MATERIAL PROVIDED =>
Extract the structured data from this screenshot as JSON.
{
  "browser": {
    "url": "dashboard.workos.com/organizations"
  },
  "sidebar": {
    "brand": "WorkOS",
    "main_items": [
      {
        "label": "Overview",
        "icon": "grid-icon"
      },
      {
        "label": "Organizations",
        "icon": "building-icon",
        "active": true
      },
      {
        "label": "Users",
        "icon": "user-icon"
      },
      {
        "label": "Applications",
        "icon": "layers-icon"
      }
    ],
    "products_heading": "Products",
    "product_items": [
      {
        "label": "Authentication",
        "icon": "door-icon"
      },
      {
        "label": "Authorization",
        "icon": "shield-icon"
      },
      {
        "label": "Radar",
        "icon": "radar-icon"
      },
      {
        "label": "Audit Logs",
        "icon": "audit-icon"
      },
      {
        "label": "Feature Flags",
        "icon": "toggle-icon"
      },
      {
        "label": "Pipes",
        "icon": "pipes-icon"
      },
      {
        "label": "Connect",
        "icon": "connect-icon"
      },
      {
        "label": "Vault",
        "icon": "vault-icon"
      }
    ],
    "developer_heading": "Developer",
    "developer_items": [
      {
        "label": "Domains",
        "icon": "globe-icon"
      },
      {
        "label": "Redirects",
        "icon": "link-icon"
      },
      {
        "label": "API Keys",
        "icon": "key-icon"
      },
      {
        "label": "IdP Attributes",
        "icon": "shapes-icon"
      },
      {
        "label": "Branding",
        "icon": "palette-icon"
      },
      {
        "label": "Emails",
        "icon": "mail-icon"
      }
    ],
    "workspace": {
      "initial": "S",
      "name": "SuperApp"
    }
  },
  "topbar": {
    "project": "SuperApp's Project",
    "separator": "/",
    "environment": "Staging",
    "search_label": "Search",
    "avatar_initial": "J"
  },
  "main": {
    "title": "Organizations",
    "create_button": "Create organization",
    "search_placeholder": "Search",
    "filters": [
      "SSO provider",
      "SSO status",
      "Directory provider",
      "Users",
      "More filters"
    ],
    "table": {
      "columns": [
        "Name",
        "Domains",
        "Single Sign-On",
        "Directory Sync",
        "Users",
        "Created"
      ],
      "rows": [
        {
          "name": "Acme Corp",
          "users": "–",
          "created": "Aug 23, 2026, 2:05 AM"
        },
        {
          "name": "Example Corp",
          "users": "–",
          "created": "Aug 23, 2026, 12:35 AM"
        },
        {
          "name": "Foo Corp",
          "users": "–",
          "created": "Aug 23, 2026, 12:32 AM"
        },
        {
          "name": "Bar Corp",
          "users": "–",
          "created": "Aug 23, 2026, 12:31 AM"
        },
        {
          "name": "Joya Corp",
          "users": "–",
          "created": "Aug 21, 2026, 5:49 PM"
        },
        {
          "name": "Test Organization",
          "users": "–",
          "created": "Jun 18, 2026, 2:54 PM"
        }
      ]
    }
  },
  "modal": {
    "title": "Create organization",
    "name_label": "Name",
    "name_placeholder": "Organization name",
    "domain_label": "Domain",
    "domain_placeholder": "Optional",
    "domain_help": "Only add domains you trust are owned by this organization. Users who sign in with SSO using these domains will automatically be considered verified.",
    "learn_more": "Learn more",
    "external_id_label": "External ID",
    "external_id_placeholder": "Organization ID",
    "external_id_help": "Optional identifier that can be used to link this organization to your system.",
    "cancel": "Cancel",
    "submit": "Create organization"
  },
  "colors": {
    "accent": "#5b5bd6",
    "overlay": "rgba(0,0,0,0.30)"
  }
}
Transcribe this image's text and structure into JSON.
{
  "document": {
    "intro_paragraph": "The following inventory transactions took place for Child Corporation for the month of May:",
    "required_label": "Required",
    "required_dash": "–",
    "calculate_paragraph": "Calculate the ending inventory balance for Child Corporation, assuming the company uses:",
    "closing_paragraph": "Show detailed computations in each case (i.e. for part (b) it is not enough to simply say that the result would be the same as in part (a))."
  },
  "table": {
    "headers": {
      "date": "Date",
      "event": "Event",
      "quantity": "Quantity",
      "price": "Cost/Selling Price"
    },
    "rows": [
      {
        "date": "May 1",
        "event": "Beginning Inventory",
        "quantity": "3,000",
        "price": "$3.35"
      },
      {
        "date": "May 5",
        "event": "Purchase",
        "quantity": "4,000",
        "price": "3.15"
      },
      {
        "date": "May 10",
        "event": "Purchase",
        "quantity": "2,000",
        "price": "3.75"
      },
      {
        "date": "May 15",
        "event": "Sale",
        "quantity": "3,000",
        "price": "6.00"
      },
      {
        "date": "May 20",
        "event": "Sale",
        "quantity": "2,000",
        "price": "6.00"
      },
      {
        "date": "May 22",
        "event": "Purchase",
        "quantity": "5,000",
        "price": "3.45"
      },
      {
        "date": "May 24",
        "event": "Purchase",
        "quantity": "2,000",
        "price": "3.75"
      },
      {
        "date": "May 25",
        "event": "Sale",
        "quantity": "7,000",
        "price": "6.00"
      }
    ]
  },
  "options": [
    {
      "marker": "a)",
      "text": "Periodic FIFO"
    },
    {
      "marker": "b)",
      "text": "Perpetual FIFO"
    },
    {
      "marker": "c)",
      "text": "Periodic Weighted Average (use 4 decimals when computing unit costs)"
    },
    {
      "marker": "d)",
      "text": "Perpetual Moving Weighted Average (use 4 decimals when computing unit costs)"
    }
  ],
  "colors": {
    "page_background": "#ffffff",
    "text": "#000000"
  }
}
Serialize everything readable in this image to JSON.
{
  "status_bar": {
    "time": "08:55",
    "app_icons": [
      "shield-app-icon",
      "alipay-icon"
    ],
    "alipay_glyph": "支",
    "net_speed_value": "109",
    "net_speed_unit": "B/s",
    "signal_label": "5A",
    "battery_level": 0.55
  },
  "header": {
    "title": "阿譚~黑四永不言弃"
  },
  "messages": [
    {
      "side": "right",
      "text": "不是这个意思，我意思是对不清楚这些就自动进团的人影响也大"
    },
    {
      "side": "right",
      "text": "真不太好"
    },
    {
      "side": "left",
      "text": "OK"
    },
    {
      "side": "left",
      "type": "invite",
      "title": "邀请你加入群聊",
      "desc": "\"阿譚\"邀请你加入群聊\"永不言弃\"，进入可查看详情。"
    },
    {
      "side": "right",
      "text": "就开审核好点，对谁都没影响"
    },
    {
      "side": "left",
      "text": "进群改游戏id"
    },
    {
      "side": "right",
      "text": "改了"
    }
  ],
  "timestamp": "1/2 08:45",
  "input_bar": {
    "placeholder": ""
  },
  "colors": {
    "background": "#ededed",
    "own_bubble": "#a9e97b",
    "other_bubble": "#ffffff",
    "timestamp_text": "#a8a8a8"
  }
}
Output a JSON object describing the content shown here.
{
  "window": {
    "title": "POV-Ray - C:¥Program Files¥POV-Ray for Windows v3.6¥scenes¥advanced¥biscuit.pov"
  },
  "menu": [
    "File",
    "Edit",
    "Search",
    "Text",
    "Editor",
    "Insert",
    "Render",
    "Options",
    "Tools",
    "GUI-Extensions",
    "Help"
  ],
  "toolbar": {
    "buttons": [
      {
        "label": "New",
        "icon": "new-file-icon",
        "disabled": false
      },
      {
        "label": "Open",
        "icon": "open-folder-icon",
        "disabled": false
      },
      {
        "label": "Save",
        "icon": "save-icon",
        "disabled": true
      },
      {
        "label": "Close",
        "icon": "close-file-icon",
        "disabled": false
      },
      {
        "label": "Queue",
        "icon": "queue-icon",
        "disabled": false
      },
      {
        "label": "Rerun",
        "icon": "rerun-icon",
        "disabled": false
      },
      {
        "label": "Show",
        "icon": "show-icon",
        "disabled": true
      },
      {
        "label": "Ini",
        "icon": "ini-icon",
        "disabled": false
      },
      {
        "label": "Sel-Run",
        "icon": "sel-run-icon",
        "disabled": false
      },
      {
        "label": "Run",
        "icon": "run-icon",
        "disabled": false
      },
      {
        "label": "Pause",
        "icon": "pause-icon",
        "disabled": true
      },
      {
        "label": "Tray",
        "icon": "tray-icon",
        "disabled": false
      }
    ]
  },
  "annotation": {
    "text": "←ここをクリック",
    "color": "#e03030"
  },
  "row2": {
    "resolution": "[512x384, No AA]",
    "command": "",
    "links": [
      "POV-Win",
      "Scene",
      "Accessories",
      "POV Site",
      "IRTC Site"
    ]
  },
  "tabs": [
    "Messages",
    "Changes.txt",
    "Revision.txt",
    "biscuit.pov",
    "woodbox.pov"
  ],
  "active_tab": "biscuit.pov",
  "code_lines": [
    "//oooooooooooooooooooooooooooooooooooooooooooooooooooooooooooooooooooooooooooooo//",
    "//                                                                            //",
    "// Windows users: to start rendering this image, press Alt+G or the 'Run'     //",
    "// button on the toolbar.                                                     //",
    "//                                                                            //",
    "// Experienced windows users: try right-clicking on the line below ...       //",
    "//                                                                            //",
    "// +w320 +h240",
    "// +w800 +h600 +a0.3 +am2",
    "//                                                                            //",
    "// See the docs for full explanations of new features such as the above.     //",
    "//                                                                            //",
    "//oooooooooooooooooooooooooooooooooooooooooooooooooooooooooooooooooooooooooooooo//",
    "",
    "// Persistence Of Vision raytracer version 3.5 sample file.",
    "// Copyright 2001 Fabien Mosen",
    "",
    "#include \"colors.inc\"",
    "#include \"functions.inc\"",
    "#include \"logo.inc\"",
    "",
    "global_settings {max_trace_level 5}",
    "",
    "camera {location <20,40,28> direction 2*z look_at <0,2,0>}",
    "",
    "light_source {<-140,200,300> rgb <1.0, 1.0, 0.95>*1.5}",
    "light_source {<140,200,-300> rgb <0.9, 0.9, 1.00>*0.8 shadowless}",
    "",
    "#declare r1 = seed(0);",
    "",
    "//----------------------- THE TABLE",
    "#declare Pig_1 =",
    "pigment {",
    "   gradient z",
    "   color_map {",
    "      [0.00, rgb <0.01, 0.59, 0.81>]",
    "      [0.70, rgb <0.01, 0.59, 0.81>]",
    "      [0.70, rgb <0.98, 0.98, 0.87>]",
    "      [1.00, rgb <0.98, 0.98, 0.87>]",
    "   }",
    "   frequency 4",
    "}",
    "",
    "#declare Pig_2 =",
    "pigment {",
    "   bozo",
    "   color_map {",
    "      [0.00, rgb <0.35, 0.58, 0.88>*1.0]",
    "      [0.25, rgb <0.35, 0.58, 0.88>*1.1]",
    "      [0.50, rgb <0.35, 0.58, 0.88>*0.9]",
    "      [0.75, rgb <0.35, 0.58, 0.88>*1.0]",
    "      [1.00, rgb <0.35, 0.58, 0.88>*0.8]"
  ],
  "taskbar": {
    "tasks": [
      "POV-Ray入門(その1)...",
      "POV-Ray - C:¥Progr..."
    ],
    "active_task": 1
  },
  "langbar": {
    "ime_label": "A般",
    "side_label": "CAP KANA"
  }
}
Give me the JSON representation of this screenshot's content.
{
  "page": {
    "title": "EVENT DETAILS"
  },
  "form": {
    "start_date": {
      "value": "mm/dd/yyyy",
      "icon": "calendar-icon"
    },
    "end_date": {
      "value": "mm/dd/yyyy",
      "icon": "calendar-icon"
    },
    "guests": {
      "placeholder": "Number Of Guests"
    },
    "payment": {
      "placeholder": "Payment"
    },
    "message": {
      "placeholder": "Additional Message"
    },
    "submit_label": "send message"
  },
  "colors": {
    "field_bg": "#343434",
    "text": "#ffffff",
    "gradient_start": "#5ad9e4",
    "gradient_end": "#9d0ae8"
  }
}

WHAT TO DO =>
Extract all lines from the material above that include the word "Weighted".

FINISHED EXERCISE =>
      "text": "Periodic Weighted Average (use 4 decimals when computing unit costs)"
      "text": "Perpetual Moving Weighted Average (use 4 decimals when computing unit costs)"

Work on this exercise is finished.